=== Task instructions ===
Go through the listing below and list every line with "изолирующих".

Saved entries
########################################

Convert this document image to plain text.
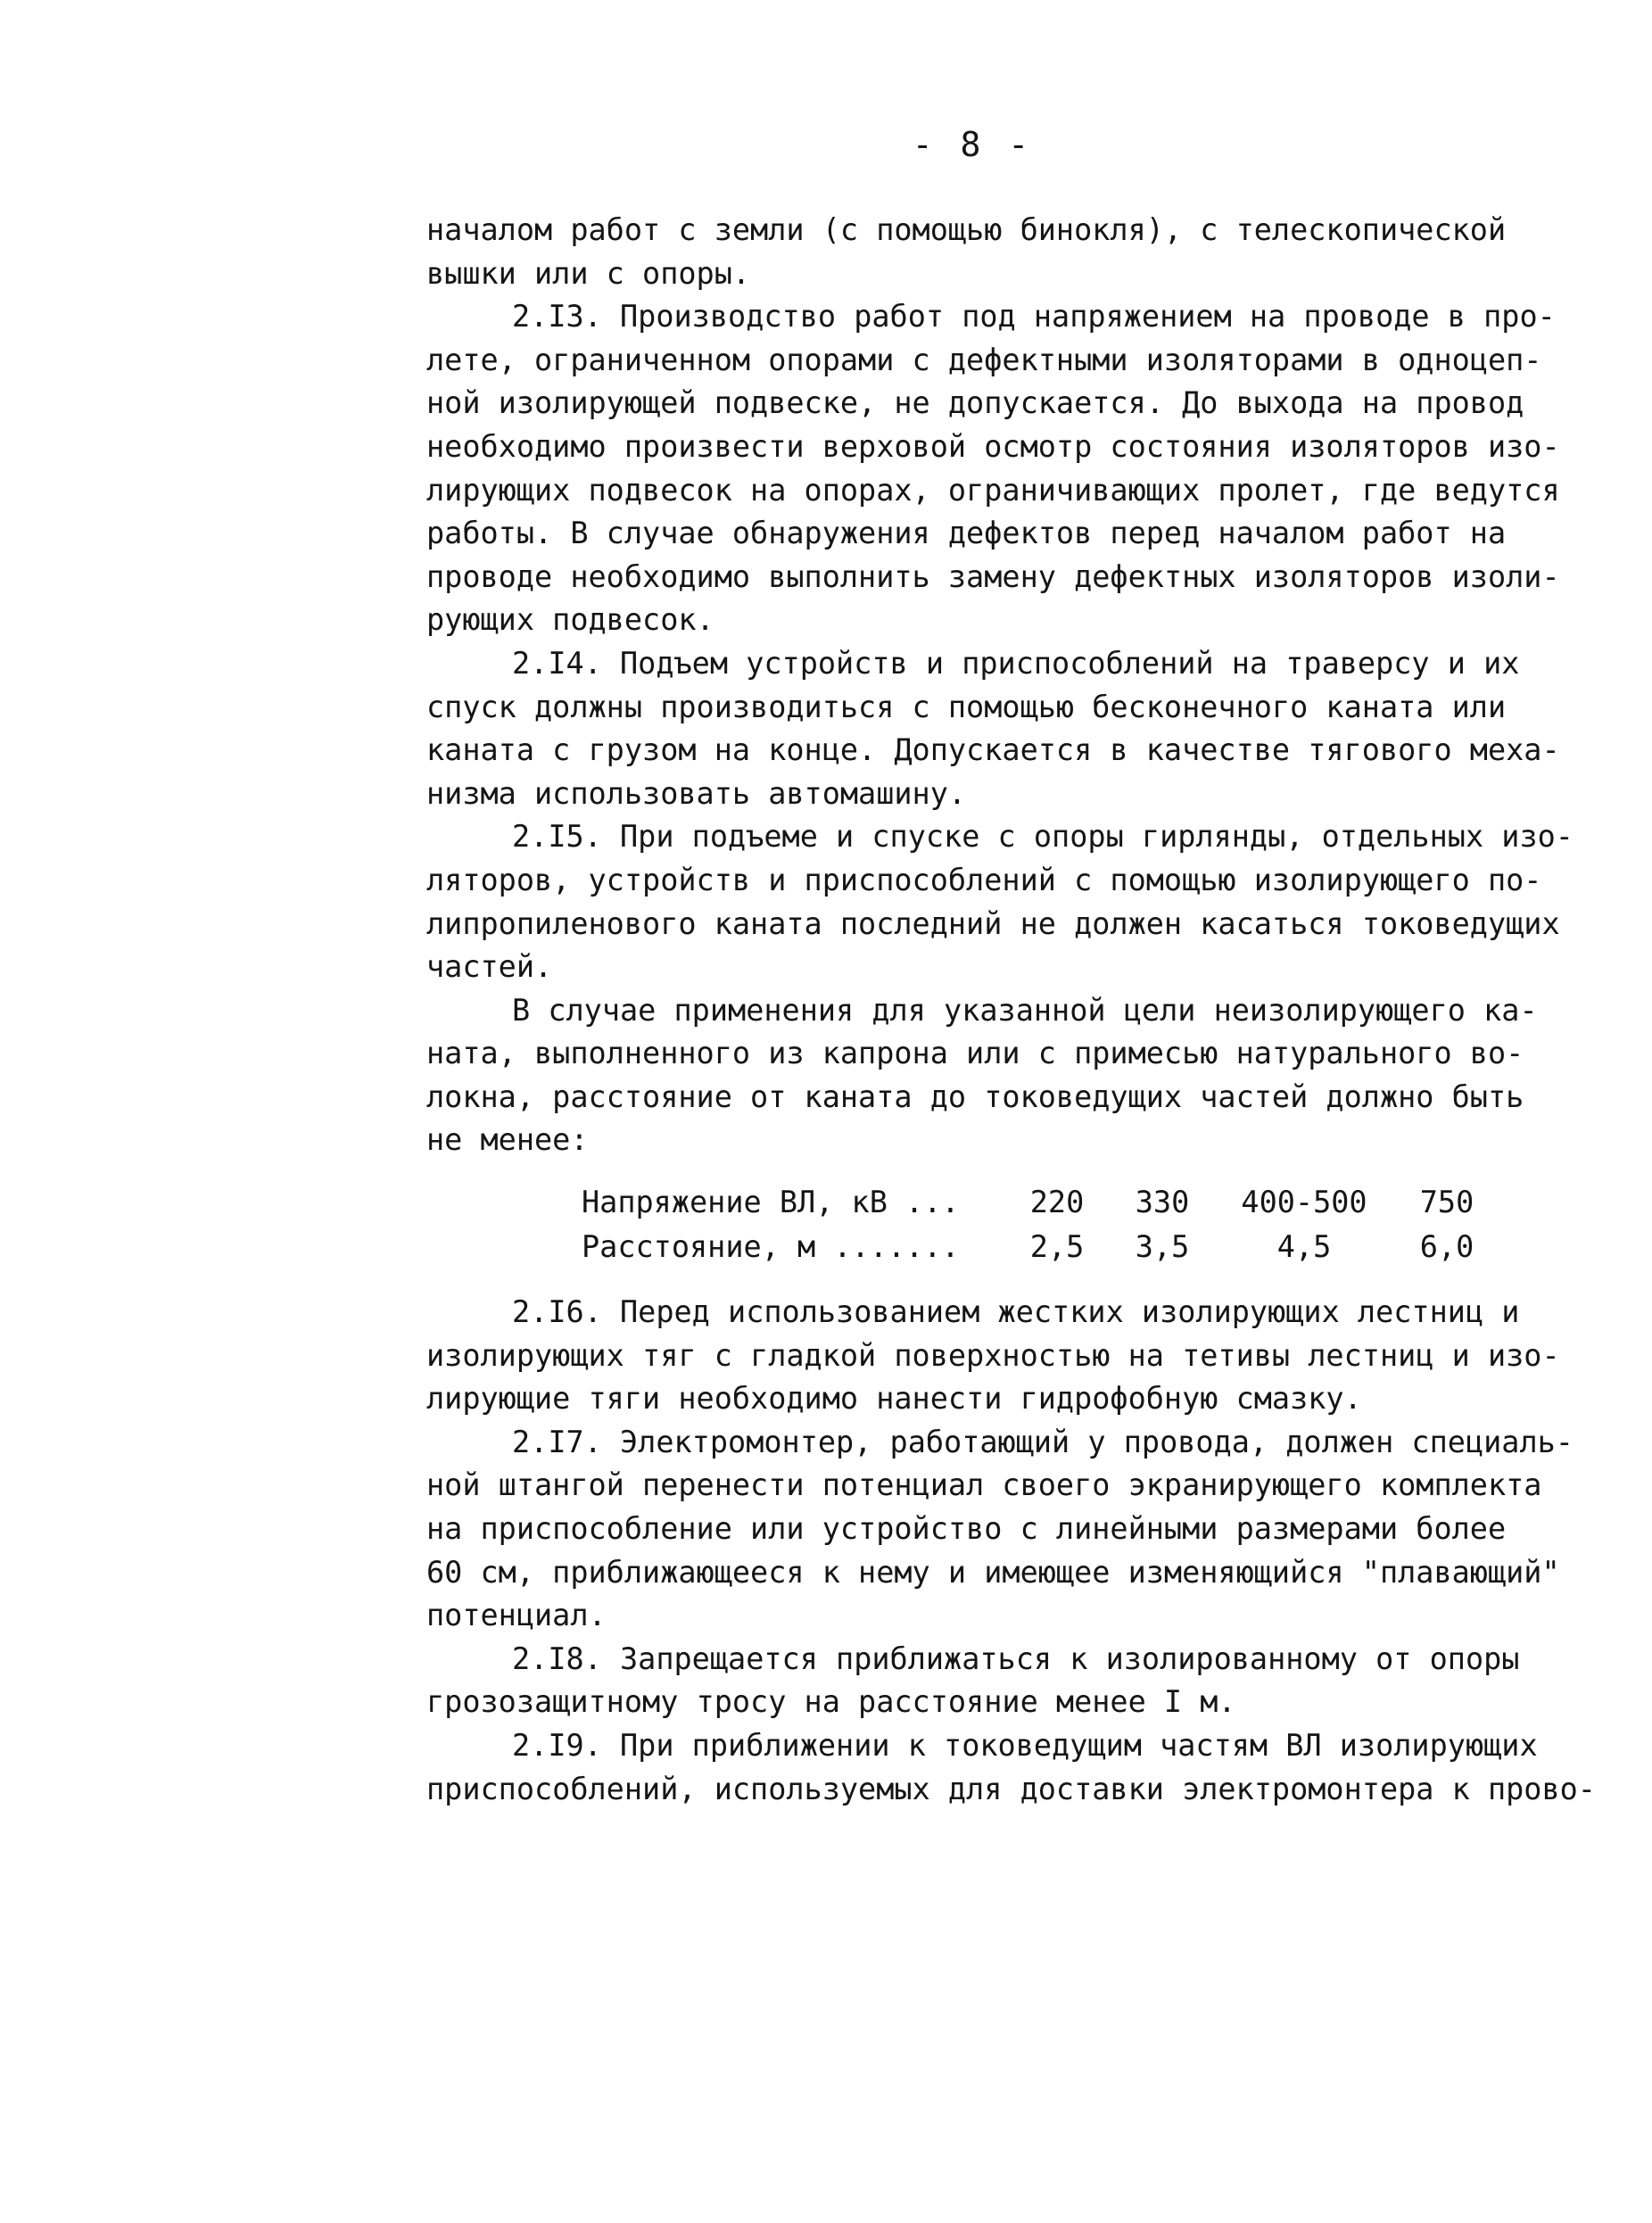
- 8 -
началом работ с земли (с помощью бинокля), с телескопической
вышки или с опоры.
2.I3. Производство работ под напряжением на проводе в про-
лете, ограниченном опорами с дефектными изоляторами в одноцеп-
ной изолирующей подвеске, не допускается. До выхода на провод
необходимо произвести верховой осмотр состояния изоляторов изо-
лирующих подвесок на опорах, ограничивающих пролет, где ведутся
работы. В случае обнаружения дефектов перед началом работ на
проводе необходимо выполнить замену дефектных изоляторов изоли-
рующих подвесок.
2.I4. Подъем устройств и приспособлений на траверсу и их
спуск должны производиться с помощью бесконечного каната или
каната с грузом на конце. Допускается в качестве тягового меха-
низма использовать автомашину.
2.I5. При подъеме и спуске с опоры гирлянды, отдельных изо-
ляторов, устройств и приспособлений с помощью изолирующего по-
липропиленового каната последний не должен касаться токоведущих
частей.
В случае применения для указанной цели неизолирующего ка-
ната, выполненного из капрона или с примесью натурального во-
локна, расстояние от каната до токоведущих частей должно быть
не менее:
Напряжение ВЛ, кВ ...	220	330	400-500	750
Расстояние, м .......	2,5	3,5	4,5	6,0
2.I6. Перед использованием жестких изолирующих лестниц и
изолирующих тяг с гладкой поверхностью на тетивы лестниц и изо-
лирующие тяги необходимо нанести гидрофобную смазку.
2.I7. Электромонтер, работающий у провода, должен специаль-
ной штангой перенести потенциал своего экранирующего комплекта
на приспособление или устройство с линейными размерами более
60 см, приближающееся к нему и имеющее изменяющийся "плавающий"
потенциал.
2.I8. Запрещается приближаться к изолированному от опоры
грозозащитному тросу на расстояние менее I м.
2.I9. При приближении к токоведущим частям ВЛ изолирующих
приспособлений, используемых для доставки электромонтера к прово-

########################################

=== Final answer ===
2.I6. Перед использованием жестких изолирующих лестниц и
изолирующих тяг с гладкой поверхностью на тетивы лестниц и изо-
2.I9. При приближении к токоведущим частям ВЛ изолирующих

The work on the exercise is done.